Sans le « Mouvement des partisans », il est probable que le calvaire de la plupart des victimes aurait continué d’être ignoré, au Bahreïn comme à l’étranger. A l’issue d’entretiens menés avec des dizaines de victimes et de prisonniers, il m’est apparu que la solidarité qu’ils ont suscitée a représenté pour eux une précieuse ressource dans leur combat psychologique contre le régime. A chaque arrestation, les activistes locaux des droits de l’homme sont immédiatement contactés, et les proches des détenus s’emparent des réseaux sociaux afin de lancer des campagnes réclamant leur libération. Dans le cadre de ces campagnes, les détails de l’arrestation sont diffusés sur Internet, des photos et des pétitions circulent, des manifestations s’organisent. On compte ainsi des centaines de pages de réseaux sociaux consacrées à ces campagnes. Internet est devenu un outil d’une valeur inestimable pour la diffusion et la documentation des informations concernant les violations des droits de l’homme.

#### BLOC DE DONNÉES:
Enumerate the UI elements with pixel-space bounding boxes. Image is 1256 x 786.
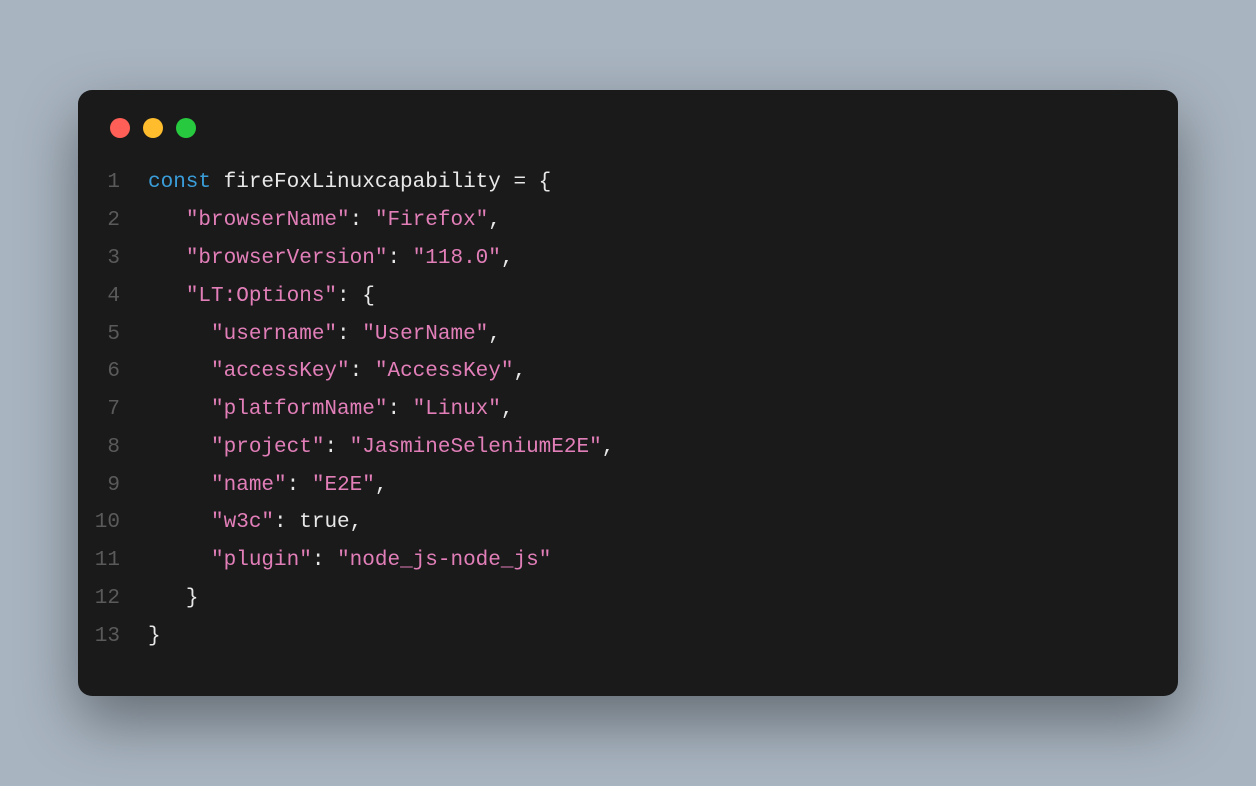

#### CONSIGNE A:
Dans l'extrait sur le Bahreïn, relevez toutes les actions énumérées dans la phrase commençant par « Dans le cadre de ces campagnes ».
#### CONSIGNE B:
Poursuivez l'extrait sur le Bahreïn en reprenant après sa dernière phrase.

#### RÉSULTAT A:
- diffusion sur Internet des détails de l'arrestation
- circulation de photos
- circulation de pétitions
- organisation de manifestations

#### RÉSULTAT B:
Quand l’Etat joue le jeu des droits de l’homme

Un Etat, aussi répressif que le Bahreïn, peut être contraint de s’engager, ne serait-ce que dans la forme, à respecter les droits de l’homme. Dès lors, les organisations qui le défendent risquent de devenir la proie de diverses formes de manipulations et contrôles. A ce titre, il est intéressant d’étudier de près la surprenante initiative du roi du Bahreïn, qui a mis en place une « Commission indépendante d’enquête du Bahreïn » (BICI), chargée d’enquêter sur les violations des droits de l’homme.  La création de cette institution a fourni à l’Etat une véritable occasion d’« autocélébration » : les gouvernements étrangers ont unanimement loué le progrès que constituait cette initiative « sans précédent », alors même qu’il aurait fallu condamner les cas de torture méthodique et les meurtres dont le rapport de ladite commission a fait état. Malgré l’annonce en grande pompe de ce rapport, dont l’Etat a crié à tout bout de champ qu’il approuvait les conclusions  (comment pourrait-il rejeter le rapport d’une commission qu’il a lui-même nommée ?), le gouvernement fait preuve du plus grand déni de responsabilité concernant les scandaleuses violations des droits de l’homme rapportées dans ce document. Si le régime a créé la BICI, c’est afin de reconquérir de la légitimité auprès des Bahreïnis, ainsi que de la respectabilité auprès de la communauté internationale. Mettre en cause les procédés de travail de la BICI, ou le rôle de l’Etat dans la formulation de ses recommandations, revient à remettre en cause le régime dans sa quête d’un regain de légitimité.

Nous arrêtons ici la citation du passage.